Your task is to extract every entry that follows word for word while excluding the pictures.

Records from a collection of figures:
%%

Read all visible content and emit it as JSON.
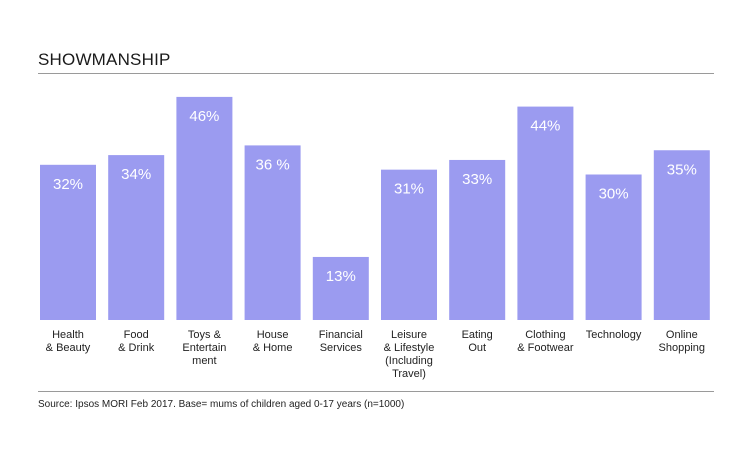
{
  "title": "SHOWMANSHIP",
  "source": "Source: Ipsos MORI Feb 2017. Base= mums of children aged 0-17 years (n=1000)",
  "colors": {
    "bar": "#9b9bf0",
    "value_label": "#ffffff",
    "axis_label": "#222222"
  },
  "chart_data": {
    "type": "bar",
    "title": "SHOWMANSHIP",
    "categories": [
      [
        "Health",
        "& Beauty"
      ],
      [
        "Food",
        "& Drink"
      ],
      [
        "Toys &",
        "Entertain",
        "ment"
      ],
      [
        "House",
        "& Home"
      ],
      [
        "Financial",
        "Services"
      ],
      [
        "Leisure",
        "& Lifestyle",
        "(Including",
        "Travel)"
      ],
      [
        "Eating",
        "Out"
      ],
      [
        "Clothing",
        "& Footwear"
      ],
      [
        "Technology"
      ],
      [
        "Online",
        "Shopping"
      ]
    ],
    "values": [
      32,
      34,
      46,
      36,
      13,
      31,
      33,
      44,
      30,
      35
    ],
    "data_labels": [
      "32%",
      "34%",
      "46%",
      "36 %",
      "13%",
      "31%",
      "33%",
      "44%",
      "30%",
      "35%"
    ],
    "ylim": [
      0,
      50
    ],
    "grid": false,
    "legend": "none"
  }
}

%%

● TASK SOLUTION:
Read all visible content and emit it as JSON.
{
  "title": "SHOWMANSHIP",
  "source": "Source: Ipsos MORI Feb 2017. Base= mums of children aged 0-17 years (n=1000)",
  "colors": {
    "bar": "#9b9bf0",
    "value_label": "#ffffff",
    "axis_label": "#222222"
  },
  "chart_data": {
    "type": "bar",
    "title": "SHOWMANSHIP",
    "categories": [
      [
        "Health",
        "& Beauty"
      ],
      [
        "Food",
        "& Drink"
      ],
      [
        "Toys &",
        "Entertain",
        "ment"
      ],
      [
        "House",
        "& Home"
      ],
      [
        "Financial",
        "Services"
      ],
      [
        "Leisure",
        "& Lifestyle",
        "(Including",
        "Travel)"
      ],
      [
        "Eating",
        "Out"
      ],
      [
        "Clothing",
        "& Footwear"
      ],
      [
        "Technology"
      ],
      [
        "Online",
        "Shopping"
      ]
    ],
    "values": [
      32,
      34,
      46,
      36,
      13,
      31,
      33,
      44,
      30,
      35
    ],
    "data_labels": [
      "32%",
      "34%",
      "46%",
      "36 %",
      "13%",
      "31%",
      "33%",
      "44%",
      "30%",
      "35%"
    ],
    "ylim": [
      0,
      50
    ],
    "grid": false,
    "legend": "none"
  }
}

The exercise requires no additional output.